TASK REQUIREMENTS:
1) List every town that the London itinerary text suggests visiting outside the city.
2) Answer these questions from the London itinerary text:
(a) How far from the city are the suggested towns?
(b) How many times did the writer see rain during the 10 days in London?
(c) What does the text say to plan around?

GIVEN TEXT:
+--

But we love it that way. If you like to rush around and see as much as you can, this guide will be great, too, as I have always had an extra couple of things to do each day if you have spare time to fill in.
London Itinerary Overview
If you have a limited time you can check out this three-day London itinerary, instead.
On the contrary, if you happen to have extra time you will love exploring the surrounding countryside and checking out some amazing hikes around London.
You can also think of visiting some beautiful towns at only one or two hours from the city, such as the vibrant Bristol, the popular university towns of Cambridge and Oxford, or the trendy Brighton.
But I leave it for another post.
We were lucky to find amazing weather instead of what one may think of the London sky, gray and cloudy. In the 10 days I spent in London I only saw rain once, at the end of the day, and most of the time the sky was blue and the sun shone! But we had our rain poncho with us and at that time I was happy to have bought it.
It just gets dark very early, so plan accordingly. I guess I was lucky, and if you read this post on my 9 days itinerary in London till the end and follow my path, you will be lucky too. 🙂
LONDON ITINERARY PRACTICAL TIPS
Before diving into the day-by-day itinerary, let me give you some practical tips that you should think of before even packing.
- This itinerary is based on my experience, but you can switch days around and add or minus any of the places I mention. I will give you extra tips on things that I wanted to do and places that I wanted to visit and suggestions on fitting them in. You can also do some hiking near London in the stunning England countryside.

+--

[Data records]
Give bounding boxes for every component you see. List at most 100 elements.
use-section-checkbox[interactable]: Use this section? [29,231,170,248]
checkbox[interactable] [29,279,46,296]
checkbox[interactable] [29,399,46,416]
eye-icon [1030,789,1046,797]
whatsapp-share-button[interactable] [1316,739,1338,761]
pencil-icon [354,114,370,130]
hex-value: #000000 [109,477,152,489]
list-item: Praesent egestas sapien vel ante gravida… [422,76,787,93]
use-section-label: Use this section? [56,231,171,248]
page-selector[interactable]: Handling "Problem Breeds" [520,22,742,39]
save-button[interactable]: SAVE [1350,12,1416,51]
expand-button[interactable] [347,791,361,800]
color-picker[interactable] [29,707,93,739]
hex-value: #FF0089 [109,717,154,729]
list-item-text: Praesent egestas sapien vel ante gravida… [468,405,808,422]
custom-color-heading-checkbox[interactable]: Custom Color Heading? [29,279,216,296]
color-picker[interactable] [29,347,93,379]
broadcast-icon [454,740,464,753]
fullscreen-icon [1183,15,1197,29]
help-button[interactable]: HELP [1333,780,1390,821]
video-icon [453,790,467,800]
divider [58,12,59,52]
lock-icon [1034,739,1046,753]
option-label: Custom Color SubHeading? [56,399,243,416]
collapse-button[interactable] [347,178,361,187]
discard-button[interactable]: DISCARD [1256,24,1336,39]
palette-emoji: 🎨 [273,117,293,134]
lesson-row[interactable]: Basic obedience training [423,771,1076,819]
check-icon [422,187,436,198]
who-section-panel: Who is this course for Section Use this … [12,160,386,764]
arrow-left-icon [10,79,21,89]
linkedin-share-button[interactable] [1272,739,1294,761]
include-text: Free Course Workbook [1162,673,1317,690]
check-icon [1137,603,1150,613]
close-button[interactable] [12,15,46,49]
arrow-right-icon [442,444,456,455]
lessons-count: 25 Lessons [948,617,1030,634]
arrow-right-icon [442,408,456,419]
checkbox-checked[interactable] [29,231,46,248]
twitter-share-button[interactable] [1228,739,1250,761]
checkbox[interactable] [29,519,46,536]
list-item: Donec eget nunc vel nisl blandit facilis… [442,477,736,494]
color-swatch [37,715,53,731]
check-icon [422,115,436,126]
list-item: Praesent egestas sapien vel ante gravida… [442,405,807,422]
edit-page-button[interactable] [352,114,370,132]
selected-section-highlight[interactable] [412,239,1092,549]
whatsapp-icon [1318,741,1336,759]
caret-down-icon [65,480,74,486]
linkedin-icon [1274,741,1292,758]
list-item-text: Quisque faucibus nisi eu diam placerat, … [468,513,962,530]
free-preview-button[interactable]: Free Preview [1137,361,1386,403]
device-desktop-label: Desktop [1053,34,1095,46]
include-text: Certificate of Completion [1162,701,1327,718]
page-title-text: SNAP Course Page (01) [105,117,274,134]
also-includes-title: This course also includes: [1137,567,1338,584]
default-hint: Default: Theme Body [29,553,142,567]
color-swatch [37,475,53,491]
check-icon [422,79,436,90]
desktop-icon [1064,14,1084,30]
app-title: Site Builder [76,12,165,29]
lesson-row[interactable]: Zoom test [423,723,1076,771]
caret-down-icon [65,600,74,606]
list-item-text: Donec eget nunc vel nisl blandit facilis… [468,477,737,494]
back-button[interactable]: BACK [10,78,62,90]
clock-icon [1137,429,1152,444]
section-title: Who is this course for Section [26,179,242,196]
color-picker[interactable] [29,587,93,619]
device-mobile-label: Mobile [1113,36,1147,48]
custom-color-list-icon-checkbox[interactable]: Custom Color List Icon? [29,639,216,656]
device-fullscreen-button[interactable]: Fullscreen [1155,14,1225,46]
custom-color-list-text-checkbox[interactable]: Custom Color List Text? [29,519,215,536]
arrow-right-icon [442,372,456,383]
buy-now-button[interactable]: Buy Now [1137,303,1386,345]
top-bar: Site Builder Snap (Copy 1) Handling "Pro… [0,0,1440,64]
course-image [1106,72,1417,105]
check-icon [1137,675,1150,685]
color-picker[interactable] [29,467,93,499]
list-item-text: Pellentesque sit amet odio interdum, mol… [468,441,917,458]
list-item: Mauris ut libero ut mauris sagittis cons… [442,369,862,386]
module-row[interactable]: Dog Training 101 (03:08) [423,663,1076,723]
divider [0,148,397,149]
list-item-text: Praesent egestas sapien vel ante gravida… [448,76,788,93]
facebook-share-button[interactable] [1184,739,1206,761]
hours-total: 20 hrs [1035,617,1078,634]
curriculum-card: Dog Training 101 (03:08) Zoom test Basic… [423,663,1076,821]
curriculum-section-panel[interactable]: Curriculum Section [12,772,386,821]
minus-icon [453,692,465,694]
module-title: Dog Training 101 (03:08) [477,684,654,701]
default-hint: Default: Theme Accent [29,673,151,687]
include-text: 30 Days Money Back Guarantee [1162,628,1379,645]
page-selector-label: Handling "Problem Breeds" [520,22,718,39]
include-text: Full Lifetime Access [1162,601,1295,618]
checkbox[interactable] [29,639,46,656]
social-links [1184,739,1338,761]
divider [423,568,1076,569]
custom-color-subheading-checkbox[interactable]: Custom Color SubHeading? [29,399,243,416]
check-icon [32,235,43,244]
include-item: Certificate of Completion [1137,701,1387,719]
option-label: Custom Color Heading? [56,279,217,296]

+--

SOLUTIONS:
1) Bristol, Cambridge, Oxford, Brighton

2)
(a) One or two hours.
(b) Once.
(c) It gets dark very early.